▶ _Direction_:
In the listing below, find every line with the string "przychodów" and pull it out.

▶ _Available records_:
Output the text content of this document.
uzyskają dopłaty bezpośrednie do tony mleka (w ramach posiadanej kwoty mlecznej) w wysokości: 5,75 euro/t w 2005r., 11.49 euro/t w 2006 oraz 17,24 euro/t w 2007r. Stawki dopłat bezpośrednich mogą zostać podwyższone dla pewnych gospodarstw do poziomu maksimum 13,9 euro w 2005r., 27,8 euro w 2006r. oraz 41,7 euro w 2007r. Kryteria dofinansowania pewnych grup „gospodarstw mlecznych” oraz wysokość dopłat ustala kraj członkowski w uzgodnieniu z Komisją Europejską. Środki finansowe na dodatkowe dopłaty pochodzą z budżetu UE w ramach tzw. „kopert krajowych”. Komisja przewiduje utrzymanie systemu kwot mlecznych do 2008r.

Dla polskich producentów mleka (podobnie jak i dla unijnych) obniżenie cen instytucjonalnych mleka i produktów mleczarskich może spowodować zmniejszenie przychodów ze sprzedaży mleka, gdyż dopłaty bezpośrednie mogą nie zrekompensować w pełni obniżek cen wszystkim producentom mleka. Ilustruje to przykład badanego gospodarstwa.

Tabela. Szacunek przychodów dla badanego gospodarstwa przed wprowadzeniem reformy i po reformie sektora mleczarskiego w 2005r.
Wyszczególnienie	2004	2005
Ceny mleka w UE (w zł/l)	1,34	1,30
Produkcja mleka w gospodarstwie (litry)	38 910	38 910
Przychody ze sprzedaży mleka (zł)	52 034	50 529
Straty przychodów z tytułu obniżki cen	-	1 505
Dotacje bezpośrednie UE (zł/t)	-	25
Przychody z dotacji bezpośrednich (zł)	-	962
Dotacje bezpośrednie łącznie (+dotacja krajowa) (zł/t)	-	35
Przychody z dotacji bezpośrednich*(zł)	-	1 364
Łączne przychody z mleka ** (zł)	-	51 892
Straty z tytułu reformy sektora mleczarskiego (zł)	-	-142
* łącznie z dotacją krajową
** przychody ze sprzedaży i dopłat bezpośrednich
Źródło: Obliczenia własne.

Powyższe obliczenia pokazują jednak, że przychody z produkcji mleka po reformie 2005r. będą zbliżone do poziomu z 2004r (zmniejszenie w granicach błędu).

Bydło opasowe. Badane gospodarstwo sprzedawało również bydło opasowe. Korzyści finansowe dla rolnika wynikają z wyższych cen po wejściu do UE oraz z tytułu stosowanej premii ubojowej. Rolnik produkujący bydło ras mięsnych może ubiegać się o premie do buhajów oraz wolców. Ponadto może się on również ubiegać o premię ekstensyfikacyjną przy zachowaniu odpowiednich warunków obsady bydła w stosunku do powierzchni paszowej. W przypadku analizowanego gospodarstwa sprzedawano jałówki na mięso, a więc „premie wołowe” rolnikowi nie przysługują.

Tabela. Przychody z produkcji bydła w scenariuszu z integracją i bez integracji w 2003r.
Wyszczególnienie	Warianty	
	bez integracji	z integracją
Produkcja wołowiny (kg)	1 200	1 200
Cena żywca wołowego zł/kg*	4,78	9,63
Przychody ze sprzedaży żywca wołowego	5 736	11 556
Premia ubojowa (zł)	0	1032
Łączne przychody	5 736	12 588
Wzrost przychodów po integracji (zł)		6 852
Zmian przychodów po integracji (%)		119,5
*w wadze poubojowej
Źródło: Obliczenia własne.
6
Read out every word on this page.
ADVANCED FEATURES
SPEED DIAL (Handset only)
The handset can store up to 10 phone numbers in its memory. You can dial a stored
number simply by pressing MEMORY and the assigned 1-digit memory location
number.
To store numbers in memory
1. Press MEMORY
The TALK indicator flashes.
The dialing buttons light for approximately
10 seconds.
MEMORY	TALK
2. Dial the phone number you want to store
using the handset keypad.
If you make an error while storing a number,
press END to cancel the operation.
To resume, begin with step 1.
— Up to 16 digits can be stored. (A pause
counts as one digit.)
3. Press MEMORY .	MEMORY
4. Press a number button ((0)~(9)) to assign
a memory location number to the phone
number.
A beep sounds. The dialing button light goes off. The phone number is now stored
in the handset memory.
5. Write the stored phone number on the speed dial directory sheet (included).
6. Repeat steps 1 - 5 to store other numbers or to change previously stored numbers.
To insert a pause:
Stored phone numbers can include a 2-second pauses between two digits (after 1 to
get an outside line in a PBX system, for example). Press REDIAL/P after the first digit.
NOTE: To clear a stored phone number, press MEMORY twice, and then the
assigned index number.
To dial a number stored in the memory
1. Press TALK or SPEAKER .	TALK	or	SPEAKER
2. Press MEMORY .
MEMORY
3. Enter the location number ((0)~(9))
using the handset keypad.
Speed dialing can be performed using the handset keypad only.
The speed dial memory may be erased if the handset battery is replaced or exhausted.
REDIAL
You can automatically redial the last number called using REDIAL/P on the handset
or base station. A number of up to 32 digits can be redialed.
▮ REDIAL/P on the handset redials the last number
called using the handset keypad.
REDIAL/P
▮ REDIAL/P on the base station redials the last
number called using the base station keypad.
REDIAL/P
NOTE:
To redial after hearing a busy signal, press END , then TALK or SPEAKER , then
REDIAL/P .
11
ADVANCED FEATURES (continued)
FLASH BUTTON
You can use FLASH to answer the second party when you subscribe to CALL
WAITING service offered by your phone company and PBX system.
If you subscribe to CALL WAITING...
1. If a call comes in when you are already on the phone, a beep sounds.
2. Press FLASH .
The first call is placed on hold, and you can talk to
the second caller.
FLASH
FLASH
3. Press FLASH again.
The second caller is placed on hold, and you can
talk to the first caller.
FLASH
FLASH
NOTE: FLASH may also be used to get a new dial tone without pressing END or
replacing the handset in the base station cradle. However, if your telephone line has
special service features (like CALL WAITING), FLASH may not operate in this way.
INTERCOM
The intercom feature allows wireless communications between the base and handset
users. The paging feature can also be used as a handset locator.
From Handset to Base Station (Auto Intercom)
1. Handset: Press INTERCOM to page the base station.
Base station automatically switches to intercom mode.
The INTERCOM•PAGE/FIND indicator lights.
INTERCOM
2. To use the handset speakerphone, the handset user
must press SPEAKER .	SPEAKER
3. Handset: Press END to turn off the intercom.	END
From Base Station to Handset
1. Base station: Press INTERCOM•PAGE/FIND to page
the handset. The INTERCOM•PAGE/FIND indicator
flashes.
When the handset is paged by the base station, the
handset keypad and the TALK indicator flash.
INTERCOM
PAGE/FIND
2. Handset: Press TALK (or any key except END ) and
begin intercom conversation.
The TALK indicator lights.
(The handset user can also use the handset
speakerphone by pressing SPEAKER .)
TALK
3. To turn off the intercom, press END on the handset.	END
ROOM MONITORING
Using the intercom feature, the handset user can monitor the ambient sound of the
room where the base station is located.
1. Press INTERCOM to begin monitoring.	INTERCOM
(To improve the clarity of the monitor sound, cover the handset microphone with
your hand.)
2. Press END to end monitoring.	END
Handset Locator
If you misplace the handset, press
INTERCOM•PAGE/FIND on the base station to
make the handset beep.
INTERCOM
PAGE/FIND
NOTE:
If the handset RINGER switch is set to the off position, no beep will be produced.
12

▶ _Reply to the exercise_:
Dla polskich producentów mleka (podobnie jak i dla unijnych) obniżenie cen instytucjonalnych mleka i produktów mleczarskich może spowodować zmniejszenie przychodów ze sprzedaży mleka, gdyż dopłaty bezpośrednie mogą nie zrekompensować w pełni obniżek cen wszystkim producentom mleka. Ilustruje to przykład badanego gospodarstwa.
Tabela. Szacunek przychodów dla badanego gospodarstwa przed wprowadzeniem reformy i po reformie sektora mleczarskiego w 2005r.
Straty przychodów z tytułu obniżki cen	-	1 505
Wzrost przychodów po integracji (zł)		6 852
Zmian przychodów po integracji (%)		119,5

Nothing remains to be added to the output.